▸ **Your objective**
Go through the entries and count the lines with the string "name" in them. Give only that number.

▸ **Dataset**
———
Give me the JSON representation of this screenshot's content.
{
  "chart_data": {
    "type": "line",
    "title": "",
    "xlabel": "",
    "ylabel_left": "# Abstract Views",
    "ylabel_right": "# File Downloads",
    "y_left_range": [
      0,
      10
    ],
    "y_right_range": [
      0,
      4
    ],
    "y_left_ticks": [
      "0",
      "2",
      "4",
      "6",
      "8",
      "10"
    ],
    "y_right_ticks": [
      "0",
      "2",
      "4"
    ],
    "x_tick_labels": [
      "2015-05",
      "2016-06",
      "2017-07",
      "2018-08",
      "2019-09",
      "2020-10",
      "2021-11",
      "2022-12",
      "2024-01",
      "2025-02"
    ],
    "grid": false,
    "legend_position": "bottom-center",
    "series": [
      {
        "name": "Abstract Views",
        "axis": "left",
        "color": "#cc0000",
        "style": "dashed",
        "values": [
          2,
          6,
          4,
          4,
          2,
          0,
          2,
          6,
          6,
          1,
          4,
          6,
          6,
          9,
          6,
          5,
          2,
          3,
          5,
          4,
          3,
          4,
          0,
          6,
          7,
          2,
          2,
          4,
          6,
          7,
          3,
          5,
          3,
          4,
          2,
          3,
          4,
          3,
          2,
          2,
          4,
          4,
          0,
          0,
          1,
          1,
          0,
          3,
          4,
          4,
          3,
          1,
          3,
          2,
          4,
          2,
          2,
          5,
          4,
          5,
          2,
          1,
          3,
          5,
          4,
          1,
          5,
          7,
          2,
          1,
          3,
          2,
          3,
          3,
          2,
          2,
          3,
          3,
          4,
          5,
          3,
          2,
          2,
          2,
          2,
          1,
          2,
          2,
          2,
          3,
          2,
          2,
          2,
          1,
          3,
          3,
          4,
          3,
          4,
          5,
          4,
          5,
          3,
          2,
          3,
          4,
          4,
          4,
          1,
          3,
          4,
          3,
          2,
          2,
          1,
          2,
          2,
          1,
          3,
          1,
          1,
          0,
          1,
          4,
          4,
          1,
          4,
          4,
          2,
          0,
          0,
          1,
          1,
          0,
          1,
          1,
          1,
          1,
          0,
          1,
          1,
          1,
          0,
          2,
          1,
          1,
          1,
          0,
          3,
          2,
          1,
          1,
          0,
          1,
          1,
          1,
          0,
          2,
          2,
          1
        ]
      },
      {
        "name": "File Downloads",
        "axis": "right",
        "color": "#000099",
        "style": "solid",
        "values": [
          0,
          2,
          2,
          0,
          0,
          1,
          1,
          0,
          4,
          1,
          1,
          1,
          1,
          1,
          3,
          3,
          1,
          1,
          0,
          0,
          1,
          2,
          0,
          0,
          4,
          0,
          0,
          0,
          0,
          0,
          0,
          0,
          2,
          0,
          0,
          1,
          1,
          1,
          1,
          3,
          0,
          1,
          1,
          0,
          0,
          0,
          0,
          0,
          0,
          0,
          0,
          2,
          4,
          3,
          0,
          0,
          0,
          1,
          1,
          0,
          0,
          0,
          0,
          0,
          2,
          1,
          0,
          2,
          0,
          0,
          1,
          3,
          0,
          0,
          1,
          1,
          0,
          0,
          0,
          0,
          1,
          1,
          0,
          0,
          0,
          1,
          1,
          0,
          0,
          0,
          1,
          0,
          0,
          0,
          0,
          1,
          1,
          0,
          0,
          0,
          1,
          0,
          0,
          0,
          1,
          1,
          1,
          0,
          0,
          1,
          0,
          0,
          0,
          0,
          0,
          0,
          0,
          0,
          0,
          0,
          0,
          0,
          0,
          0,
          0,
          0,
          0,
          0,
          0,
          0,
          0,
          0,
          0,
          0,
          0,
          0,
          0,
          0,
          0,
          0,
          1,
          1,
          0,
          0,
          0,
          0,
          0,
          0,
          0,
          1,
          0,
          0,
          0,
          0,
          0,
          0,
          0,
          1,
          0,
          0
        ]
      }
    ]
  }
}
———
▸ **Response to this task**
2